→ **What you should do**: Report every line from the material that contains the word "据此完成".

→ **Given information**:
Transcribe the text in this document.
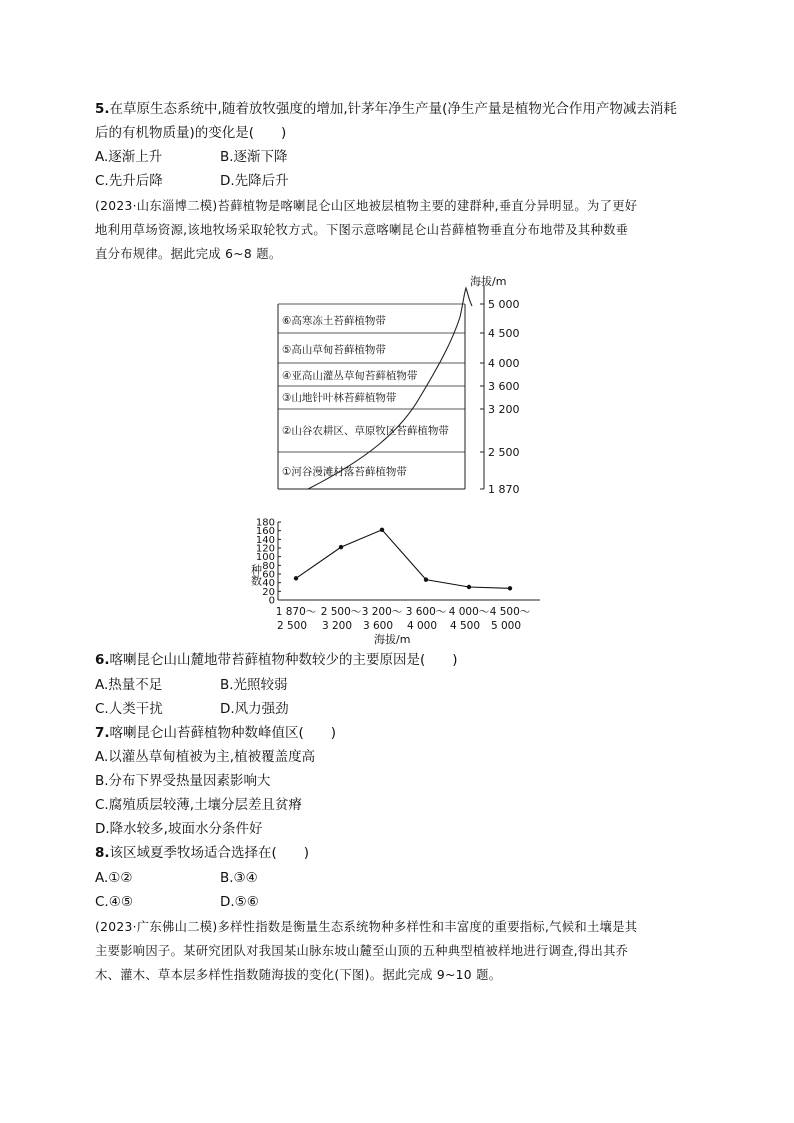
5.在草原生态系统中,随着放牧强度的增加,针茅年净生产量(净生产量是植物光合作用产物减去消耗
后的有机物质量)的变化是(　　)
A.逐渐上升	B.逐渐下降
C.先升后降	D.先降后升
(2023·山东淄博二模)苔藓植物是喀喇昆仑山区地被层植物主要的建群种,垂直分异明显。为了更好
地利用草场资源,该地牧场采取轮牧方式。下图示意喀喇昆仑山苔藓植物垂直分布地带及其种数垂
直分布规律。据此完成 6~8 题。
海拔/m
5 000
4 500
4 000
3 600
3 200
2 500
1 870
⑥高寒冻土苔藓植物带
⑤高山草甸苔藓植物带
④亚高山灌丛草甸苔藓植物带
③山地针叶林苔藓植物带
②山谷农耕区、草原牧区苔藓植物带
①河谷漫滩村落苔藓植物带
种数
180
160
140
120
100
80
60
40
20
0
1 870～
2 500
2 500～
3 200
3 200～
3 600
3 600～
4 000
4 000～
4 500
4 500～
5 000
海拔/m
6.喀喇昆仑山山麓地带苔藓植物种数较少的主要原因是(　　)
A.热量不足	B.光照较弱
C.人类干扰	D.风力强劲
7.喀喇昆仑山苔藓植物种数峰值区(　　)
A.以灌丛草甸植被为主,植被覆盖度高
B.分布下界受热量因素影响大
C.腐殖质层较薄,土壤分层差且贫瘠
D.降水较多,坡面水分条件好
8.该区域夏季牧场适合选择在(　　)
A.①②	B.③④
C.④⑤	D.⑤⑥
(2023·广东佛山二模)多样性指数是衡量生态系统物种多样性和丰富度的重要指标,气候和土壤是其
主要影响因子。某研究团队对我国某山脉东坡山麓至山顶的五种典型植被样地进行调查,得出其乔
木、灌木、草本层多样性指数随海拔的变化(下图)。据此完成 9~10 题。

→ **Response**:
直分布规律。据此完成 6~8 题。
木、灌木、草本层多样性指数随海拔的变化(下图)。据此完成 9~10 题。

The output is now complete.